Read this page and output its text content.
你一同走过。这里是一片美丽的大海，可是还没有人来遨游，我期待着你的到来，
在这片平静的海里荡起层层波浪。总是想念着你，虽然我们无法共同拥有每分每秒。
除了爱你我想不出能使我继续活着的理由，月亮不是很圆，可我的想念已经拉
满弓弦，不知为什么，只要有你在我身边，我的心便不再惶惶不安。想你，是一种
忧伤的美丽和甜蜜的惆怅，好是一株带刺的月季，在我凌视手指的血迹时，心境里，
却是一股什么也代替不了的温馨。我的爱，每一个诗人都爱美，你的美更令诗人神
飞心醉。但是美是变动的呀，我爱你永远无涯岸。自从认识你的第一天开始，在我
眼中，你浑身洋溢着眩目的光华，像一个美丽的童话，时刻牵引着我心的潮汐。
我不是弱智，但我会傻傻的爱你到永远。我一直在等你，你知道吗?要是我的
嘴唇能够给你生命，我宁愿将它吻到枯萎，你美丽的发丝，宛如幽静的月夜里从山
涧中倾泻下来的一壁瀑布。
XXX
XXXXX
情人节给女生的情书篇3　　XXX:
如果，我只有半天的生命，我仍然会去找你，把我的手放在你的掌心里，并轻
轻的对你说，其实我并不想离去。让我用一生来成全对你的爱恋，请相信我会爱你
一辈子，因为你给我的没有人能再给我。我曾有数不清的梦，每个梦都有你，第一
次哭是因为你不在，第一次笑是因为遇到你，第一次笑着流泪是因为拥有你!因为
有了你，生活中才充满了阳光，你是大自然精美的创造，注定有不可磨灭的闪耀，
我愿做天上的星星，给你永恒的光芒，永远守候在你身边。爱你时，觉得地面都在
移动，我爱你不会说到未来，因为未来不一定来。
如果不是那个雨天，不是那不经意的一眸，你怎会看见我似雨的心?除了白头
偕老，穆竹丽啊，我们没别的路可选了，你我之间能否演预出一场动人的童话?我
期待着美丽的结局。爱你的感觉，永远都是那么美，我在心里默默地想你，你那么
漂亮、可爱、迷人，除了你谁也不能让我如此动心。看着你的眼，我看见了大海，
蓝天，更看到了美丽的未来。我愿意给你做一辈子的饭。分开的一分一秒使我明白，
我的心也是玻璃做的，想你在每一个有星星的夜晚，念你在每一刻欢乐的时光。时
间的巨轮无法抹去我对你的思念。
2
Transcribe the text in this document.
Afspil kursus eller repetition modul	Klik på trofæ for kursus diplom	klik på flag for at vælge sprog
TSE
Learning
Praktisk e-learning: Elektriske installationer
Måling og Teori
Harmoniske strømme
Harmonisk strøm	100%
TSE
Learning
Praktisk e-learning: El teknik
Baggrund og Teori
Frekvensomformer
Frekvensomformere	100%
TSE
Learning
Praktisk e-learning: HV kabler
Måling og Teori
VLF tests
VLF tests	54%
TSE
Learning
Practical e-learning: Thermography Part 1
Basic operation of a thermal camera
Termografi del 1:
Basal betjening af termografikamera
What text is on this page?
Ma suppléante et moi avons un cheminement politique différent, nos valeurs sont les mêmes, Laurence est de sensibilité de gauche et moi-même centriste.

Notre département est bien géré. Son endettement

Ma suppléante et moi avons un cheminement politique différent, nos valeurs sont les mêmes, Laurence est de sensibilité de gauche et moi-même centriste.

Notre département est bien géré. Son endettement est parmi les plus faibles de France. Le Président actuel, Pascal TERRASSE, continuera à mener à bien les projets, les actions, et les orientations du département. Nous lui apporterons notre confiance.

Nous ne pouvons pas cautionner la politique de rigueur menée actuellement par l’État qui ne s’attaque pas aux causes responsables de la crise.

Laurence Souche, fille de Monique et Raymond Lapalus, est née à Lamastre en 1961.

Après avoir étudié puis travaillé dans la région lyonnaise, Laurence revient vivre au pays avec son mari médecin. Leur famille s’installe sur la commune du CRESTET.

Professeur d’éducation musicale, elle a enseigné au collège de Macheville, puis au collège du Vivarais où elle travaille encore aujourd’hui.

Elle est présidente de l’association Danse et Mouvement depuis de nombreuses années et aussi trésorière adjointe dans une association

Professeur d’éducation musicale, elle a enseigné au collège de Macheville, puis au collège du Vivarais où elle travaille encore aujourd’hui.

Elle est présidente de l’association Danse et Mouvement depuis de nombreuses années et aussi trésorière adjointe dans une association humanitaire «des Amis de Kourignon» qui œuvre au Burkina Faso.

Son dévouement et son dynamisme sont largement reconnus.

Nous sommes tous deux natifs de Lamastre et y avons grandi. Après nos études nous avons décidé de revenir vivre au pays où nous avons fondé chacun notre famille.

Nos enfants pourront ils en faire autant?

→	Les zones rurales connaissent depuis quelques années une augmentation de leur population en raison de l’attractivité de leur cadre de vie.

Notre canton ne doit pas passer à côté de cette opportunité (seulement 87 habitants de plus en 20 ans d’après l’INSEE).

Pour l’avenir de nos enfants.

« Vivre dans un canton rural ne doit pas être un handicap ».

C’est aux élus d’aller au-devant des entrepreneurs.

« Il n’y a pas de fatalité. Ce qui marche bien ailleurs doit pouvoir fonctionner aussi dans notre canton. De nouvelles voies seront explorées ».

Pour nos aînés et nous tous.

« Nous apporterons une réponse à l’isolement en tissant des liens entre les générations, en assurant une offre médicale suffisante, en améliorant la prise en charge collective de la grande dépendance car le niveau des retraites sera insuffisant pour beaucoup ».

________

EXERCISE PROMPT:
Look through the material above and pick out each line holding the word "Mouvement".

FINISHED ANSWER:
Elle est présidente de l’association Danse et Mouvement depuis de nombreuses années et aussi trésorière adjointe dans une association
Elle est présidente de l’association Danse et Mouvement depuis de nombreuses années et aussi trésorière adjointe dans une association humanitaire «des Amis de Kourignon» qui œuvre au Burkina Faso.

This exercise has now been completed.